§ What you will do: Search the data for the string "University" and gather each line it is in.

##### Records for this task

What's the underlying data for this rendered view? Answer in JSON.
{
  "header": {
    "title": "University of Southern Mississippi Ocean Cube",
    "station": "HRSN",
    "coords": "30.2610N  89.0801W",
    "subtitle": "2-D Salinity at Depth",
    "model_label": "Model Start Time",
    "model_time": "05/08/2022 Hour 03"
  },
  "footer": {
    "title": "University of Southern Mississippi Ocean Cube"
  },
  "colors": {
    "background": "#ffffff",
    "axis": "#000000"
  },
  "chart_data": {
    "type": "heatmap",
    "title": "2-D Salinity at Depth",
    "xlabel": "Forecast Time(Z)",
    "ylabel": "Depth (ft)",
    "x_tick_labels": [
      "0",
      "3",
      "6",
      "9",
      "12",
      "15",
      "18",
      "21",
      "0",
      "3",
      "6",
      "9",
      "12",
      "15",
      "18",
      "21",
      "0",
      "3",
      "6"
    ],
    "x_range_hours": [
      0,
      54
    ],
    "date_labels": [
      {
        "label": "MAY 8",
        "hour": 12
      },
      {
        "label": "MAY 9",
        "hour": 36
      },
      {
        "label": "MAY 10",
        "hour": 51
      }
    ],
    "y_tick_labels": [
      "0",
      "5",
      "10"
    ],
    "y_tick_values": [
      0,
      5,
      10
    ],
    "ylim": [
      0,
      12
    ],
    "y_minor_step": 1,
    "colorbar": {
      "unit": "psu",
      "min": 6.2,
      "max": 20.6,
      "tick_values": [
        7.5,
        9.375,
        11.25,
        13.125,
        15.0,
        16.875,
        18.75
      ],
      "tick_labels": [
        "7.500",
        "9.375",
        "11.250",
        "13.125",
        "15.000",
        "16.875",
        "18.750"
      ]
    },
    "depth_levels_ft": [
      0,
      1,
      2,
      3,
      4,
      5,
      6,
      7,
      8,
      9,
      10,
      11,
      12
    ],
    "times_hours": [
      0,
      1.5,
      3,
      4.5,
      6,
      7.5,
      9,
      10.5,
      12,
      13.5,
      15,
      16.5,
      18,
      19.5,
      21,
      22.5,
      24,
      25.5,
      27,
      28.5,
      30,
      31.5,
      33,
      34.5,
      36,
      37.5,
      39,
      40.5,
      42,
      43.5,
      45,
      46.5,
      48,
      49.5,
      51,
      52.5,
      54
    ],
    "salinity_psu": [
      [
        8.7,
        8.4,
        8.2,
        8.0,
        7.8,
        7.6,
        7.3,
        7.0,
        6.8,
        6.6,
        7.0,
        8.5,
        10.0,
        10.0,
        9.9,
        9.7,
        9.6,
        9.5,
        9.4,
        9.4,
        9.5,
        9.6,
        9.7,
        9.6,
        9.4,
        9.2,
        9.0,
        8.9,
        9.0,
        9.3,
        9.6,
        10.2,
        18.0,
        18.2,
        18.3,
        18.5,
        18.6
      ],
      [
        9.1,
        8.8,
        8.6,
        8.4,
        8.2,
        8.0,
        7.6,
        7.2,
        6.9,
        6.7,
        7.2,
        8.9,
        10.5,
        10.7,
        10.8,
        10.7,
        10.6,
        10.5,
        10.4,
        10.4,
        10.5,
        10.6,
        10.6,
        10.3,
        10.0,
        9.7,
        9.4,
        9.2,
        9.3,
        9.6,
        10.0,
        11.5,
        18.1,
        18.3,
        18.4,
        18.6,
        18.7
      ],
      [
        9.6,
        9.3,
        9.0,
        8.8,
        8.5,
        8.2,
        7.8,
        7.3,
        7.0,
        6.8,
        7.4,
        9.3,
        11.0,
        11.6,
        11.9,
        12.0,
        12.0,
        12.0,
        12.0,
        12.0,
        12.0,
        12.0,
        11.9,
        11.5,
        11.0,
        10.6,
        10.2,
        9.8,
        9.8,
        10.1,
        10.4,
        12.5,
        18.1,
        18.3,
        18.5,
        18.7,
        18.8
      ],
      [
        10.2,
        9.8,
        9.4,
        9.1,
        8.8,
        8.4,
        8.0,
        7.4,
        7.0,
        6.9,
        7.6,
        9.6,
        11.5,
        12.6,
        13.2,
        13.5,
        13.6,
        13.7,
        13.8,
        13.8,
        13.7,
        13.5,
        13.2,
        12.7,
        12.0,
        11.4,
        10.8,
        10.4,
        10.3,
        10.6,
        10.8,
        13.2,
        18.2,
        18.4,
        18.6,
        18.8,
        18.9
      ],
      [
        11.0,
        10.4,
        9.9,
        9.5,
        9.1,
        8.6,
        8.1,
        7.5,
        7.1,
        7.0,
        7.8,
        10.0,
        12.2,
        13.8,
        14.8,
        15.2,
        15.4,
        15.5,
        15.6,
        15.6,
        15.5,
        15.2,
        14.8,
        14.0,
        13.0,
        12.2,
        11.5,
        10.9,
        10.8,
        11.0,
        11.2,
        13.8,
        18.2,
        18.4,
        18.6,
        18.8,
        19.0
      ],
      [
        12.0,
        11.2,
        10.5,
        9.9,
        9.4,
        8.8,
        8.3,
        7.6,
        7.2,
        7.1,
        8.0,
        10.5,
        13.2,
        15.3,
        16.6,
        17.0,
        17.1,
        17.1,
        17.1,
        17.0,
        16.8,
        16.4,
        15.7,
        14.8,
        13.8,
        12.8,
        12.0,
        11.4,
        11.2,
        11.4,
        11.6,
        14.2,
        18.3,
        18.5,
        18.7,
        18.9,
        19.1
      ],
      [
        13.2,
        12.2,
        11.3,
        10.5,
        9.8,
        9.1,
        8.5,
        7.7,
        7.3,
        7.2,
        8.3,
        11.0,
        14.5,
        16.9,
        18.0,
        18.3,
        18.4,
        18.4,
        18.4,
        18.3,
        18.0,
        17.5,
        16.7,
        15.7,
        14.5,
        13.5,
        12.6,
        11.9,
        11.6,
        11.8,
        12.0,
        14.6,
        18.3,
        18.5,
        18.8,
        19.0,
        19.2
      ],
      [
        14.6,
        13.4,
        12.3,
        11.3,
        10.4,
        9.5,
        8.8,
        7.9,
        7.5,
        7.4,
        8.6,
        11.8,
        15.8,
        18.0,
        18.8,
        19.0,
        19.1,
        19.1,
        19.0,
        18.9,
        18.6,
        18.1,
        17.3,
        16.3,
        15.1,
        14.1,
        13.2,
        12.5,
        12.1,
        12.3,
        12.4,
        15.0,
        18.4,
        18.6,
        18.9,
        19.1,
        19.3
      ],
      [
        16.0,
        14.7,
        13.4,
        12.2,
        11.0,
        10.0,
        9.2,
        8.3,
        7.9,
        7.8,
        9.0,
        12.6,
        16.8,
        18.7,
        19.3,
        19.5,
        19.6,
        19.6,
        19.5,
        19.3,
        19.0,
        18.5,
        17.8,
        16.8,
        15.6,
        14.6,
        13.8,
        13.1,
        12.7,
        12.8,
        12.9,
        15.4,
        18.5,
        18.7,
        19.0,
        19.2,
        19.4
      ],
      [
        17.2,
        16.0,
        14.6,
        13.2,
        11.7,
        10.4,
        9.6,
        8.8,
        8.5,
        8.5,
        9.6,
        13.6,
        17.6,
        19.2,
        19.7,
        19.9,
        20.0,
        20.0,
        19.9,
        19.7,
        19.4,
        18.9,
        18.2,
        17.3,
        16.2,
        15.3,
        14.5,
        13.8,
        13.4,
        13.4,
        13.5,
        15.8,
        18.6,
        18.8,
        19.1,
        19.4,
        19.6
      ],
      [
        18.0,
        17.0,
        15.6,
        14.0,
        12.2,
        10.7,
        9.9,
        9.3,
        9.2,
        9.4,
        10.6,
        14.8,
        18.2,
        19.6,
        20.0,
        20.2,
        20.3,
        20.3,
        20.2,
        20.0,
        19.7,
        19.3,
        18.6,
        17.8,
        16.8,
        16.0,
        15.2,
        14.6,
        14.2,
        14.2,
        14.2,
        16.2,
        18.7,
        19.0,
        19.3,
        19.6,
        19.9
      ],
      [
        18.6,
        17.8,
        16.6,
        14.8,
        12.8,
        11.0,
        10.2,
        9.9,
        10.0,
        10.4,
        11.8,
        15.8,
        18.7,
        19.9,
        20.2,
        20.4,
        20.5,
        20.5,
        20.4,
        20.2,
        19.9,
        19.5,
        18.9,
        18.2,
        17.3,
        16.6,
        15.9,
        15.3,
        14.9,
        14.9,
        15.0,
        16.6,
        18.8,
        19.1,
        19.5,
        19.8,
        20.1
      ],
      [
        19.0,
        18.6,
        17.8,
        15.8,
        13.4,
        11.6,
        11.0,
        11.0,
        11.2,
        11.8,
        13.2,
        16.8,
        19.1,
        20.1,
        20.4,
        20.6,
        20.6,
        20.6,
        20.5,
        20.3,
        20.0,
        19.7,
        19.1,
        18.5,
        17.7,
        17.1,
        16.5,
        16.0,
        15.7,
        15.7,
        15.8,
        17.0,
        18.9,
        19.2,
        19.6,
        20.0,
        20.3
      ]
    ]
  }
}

##########

§ Full answer:
    "title": "University of Southern Mississippi Ocean Cube",
    "title": "University of Southern Mississippi Ocean Cube"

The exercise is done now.